Input data >>
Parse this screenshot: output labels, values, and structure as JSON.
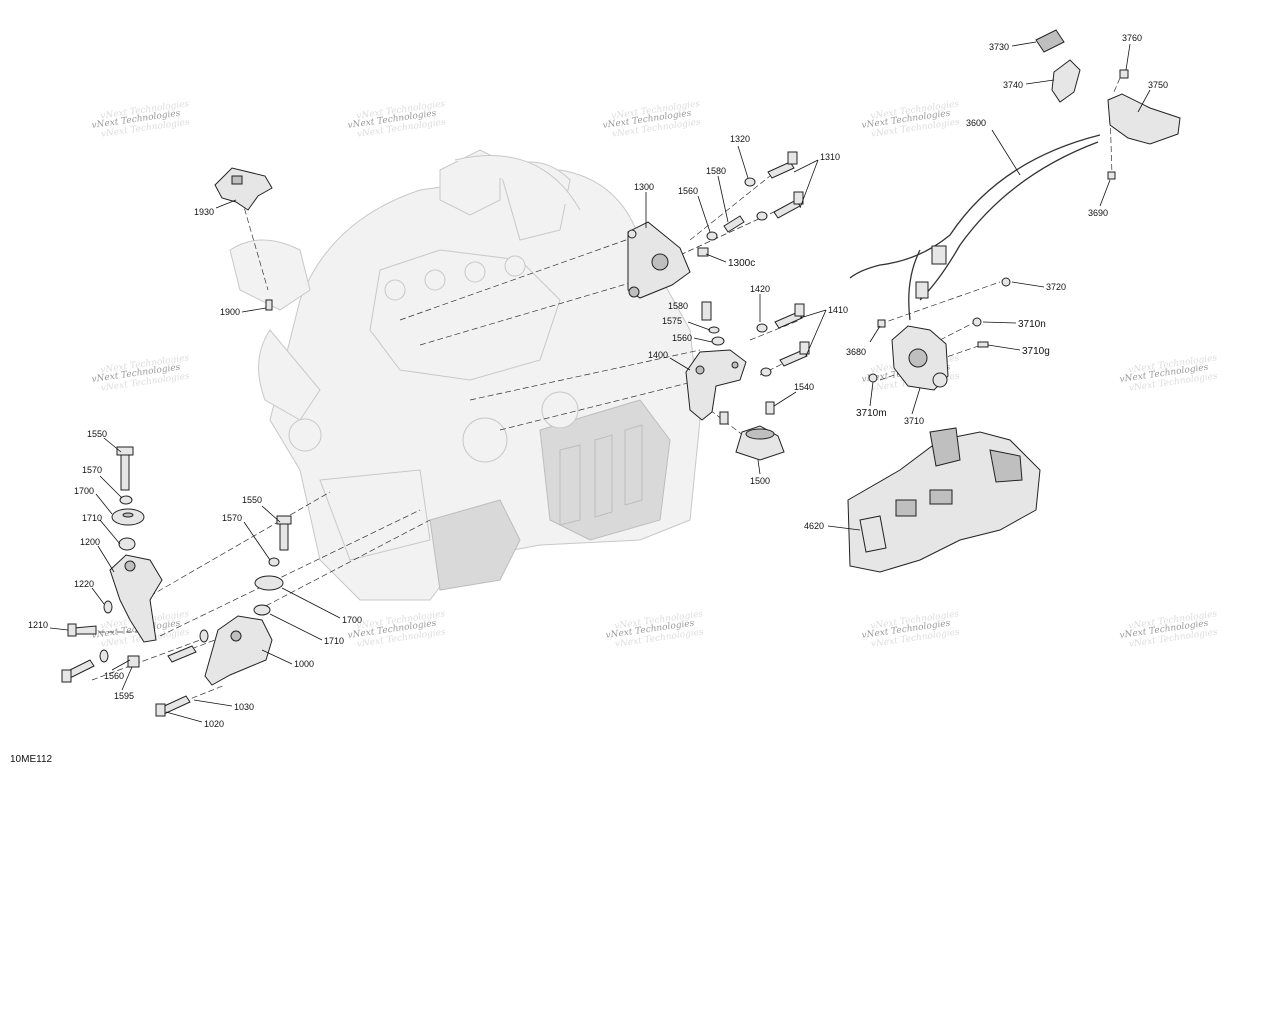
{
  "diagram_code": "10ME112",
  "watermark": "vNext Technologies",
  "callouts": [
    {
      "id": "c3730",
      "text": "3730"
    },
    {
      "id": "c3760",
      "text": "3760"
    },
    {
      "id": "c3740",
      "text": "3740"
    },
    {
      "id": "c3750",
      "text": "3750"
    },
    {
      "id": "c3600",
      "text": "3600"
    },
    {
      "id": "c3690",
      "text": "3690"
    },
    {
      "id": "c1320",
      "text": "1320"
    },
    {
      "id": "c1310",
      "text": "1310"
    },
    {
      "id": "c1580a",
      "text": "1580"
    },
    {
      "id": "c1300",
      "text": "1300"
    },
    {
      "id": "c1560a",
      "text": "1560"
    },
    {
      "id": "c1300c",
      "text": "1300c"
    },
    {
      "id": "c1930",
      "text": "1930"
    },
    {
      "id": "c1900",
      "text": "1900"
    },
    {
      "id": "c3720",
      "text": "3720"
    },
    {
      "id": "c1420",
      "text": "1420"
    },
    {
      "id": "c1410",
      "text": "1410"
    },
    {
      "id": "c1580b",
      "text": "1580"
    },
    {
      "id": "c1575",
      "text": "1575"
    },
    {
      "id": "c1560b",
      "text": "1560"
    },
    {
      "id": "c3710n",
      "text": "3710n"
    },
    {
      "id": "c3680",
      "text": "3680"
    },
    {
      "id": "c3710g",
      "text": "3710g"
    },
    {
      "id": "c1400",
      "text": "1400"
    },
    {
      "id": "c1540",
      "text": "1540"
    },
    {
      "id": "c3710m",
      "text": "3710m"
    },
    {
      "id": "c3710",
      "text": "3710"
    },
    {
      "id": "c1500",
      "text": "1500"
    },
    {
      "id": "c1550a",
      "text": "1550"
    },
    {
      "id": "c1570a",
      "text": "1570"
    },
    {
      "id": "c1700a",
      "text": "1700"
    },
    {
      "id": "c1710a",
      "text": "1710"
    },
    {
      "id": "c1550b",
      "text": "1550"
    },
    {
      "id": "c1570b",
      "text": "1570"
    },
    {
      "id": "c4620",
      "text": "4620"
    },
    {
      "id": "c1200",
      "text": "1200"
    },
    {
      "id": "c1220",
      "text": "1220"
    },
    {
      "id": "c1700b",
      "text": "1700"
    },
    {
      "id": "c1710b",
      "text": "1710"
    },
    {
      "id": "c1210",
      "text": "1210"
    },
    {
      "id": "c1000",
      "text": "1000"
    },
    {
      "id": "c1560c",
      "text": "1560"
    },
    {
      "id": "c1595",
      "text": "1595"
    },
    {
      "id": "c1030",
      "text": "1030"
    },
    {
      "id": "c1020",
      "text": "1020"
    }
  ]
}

Exercise >>
Transcribe the listing in full and omit the pictures.

Exercise output >>
Parse this screenshot: output labels, values, and structure as JSON.
{
  "diagram_code": "10ME112",
  "watermark": "vNext Technologies",
  "callouts": [
    {
      "id": "c3730",
      "text": "3730"
    },
    {
      "id": "c3760",
      "text": "3760"
    },
    {
      "id": "c3740",
      "text": "3740"
    },
    {
      "id": "c3750",
      "text": "3750"
    },
    {
      "id": "c3600",
      "text": "3600"
    },
    {
      "id": "c3690",
      "text": "3690"
    },
    {
      "id": "c1320",
      "text": "1320"
    },
    {
      "id": "c1310",
      "text": "1310"
    },
    {
      "id": "c1580a",
      "text": "1580"
    },
    {
      "id": "c1300",
      "text": "1300"
    },
    {
      "id": "c1560a",
      "text": "1560"
    },
    {
      "id": "c1300c",
      "text": "1300c"
    },
    {
      "id": "c1930",
      "text": "1930"
    },
    {
      "id": "c1900",
      "text": "1900"
    },
    {
      "id": "c3720",
      "text": "3720"
    },
    {
      "id": "c1420",
      "text": "1420"
    },
    {
      "id": "c1410",
      "text": "1410"
    },
    {
      "id": "c1580b",
      "text": "1580"
    },
    {
      "id": "c1575",
      "text": "1575"
    },
    {
      "id": "c1560b",
      "text": "1560"
    },
    {
      "id": "c3710n",
      "text": "3710n"
    },
    {
      "id": "c3680",
      "text": "3680"
    },
    {
      "id": "c3710g",
      "text": "3710g"
    },
    {
      "id": "c1400",
      "text": "1400"
    },
    {
      "id": "c1540",
      "text": "1540"
    },
    {
      "id": "c3710m",
      "text": "3710m"
    },
    {
      "id": "c3710",
      "text": "3710"
    },
    {
      "id": "c1500",
      "text": "1500"
    },
    {
      "id": "c1550a",
      "text": "1550"
    },
    {
      "id": "c1570a",
      "text": "1570"
    },
    {
      "id": "c1700a",
      "text": "1700"
    },
    {
      "id": "c1710a",
      "text": "1710"
    },
    {
      "id": "c1550b",
      "text": "1550"
    },
    {
      "id": "c1570b",
      "text": "1570"
    },
    {
      "id": "c4620",
      "text": "4620"
    },
    {
      "id": "c1200",
      "text": "1200"
    },
    {
      "id": "c1220",
      "text": "1220"
    },
    {
      "id": "c1700b",
      "text": "1700"
    },
    {
      "id": "c1710b",
      "text": "1710"
    },
    {
      "id": "c1210",
      "text": "1210"
    },
    {
      "id": "c1000",
      "text": "1000"
    },
    {
      "id": "c1560c",
      "text": "1560"
    },
    {
      "id": "c1595",
      "text": "1595"
    },
    {
      "id": "c1030",
      "text": "1030"
    },
    {
      "id": "c1020",
      "text": "1020"
    }
  ]
}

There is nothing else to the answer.